Глава XV
Время решительных действий приближалось. Войска прибывали с каждым днем. Приходили и верблюжьи транспорты с довольствием. Подъехали также различные части полевого управления: казначейство, почта, контроль и т. п. Впоследствии многие из них неоднократно каялись, зачем только понесла их нелегкая в Закаспийский край. Появились маркитанты с лавчонками и несколько персов, специально занимавшихся приготовлением мучных лепешек на бараньем сале, которые у них моментально разбирались. Словом, лагерь стал как-то проникаться духом мирных граждан.

☆ ☆ ☆ ☆

* **Условие задания**: Чем специально занимались несколько персов, появившихся в лагере, согласно предложенному отрывку?

☆ ☆ ☆ ☆

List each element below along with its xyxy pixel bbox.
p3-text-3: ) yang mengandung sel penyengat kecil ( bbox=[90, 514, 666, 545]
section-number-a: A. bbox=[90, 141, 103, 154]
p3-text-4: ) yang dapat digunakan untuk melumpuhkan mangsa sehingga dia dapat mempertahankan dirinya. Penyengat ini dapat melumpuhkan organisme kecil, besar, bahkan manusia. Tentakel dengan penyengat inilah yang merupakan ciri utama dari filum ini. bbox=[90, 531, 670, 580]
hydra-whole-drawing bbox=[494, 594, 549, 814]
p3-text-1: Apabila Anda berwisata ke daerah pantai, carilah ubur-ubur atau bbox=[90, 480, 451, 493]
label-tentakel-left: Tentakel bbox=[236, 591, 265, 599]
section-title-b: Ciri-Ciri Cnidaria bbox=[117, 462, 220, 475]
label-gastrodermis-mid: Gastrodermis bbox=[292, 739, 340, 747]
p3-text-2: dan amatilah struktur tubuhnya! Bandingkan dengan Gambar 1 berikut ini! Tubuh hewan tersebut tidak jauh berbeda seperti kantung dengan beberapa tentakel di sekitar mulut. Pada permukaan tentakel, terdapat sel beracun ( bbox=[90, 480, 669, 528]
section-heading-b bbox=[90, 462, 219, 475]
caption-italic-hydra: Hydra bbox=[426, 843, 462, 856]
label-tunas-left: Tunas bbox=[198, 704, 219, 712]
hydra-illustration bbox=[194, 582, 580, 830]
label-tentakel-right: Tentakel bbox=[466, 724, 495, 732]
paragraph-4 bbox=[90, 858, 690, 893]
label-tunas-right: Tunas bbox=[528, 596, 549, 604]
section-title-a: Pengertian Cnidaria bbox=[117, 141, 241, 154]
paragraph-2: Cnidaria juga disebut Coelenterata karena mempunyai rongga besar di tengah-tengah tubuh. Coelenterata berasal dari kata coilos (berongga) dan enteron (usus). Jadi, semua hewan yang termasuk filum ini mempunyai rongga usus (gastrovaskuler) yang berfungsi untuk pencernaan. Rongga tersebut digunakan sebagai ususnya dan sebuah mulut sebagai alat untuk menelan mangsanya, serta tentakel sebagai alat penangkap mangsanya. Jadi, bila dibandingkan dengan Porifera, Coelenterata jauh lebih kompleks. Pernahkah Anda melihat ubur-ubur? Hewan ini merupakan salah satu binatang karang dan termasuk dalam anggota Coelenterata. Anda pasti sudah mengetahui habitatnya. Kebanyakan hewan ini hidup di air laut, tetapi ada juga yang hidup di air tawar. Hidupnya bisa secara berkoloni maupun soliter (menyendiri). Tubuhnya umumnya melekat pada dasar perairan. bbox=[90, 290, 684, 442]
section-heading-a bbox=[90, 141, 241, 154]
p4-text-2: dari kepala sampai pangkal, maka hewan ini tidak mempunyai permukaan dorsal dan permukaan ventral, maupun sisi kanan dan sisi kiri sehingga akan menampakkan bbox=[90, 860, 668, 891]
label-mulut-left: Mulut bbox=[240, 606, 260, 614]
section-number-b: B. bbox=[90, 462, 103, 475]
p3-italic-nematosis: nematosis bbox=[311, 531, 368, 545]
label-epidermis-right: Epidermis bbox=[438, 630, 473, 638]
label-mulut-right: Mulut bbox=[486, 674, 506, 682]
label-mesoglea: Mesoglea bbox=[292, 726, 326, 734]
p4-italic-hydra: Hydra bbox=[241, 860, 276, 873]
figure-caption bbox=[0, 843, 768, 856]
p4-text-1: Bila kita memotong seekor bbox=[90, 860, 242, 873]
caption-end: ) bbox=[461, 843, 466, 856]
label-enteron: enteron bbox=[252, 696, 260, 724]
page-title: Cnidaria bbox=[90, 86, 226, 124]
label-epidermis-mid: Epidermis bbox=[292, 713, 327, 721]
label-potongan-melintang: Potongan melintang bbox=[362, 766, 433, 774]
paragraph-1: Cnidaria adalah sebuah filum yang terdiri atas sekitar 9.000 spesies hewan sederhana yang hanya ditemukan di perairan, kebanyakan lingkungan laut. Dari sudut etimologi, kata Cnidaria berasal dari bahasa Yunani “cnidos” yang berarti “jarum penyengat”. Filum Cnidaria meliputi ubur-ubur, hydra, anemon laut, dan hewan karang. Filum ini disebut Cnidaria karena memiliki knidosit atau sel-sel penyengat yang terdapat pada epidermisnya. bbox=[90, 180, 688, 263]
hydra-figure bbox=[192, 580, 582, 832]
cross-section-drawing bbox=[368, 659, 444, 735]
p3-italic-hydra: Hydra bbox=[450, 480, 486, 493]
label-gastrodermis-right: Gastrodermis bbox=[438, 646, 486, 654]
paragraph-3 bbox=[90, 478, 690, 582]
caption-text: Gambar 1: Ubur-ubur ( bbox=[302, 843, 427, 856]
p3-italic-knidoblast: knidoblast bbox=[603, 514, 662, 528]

☆ ☆ ☆ ☆

* **Результат**: Приготовлением мучных лепешек на бараньем сале.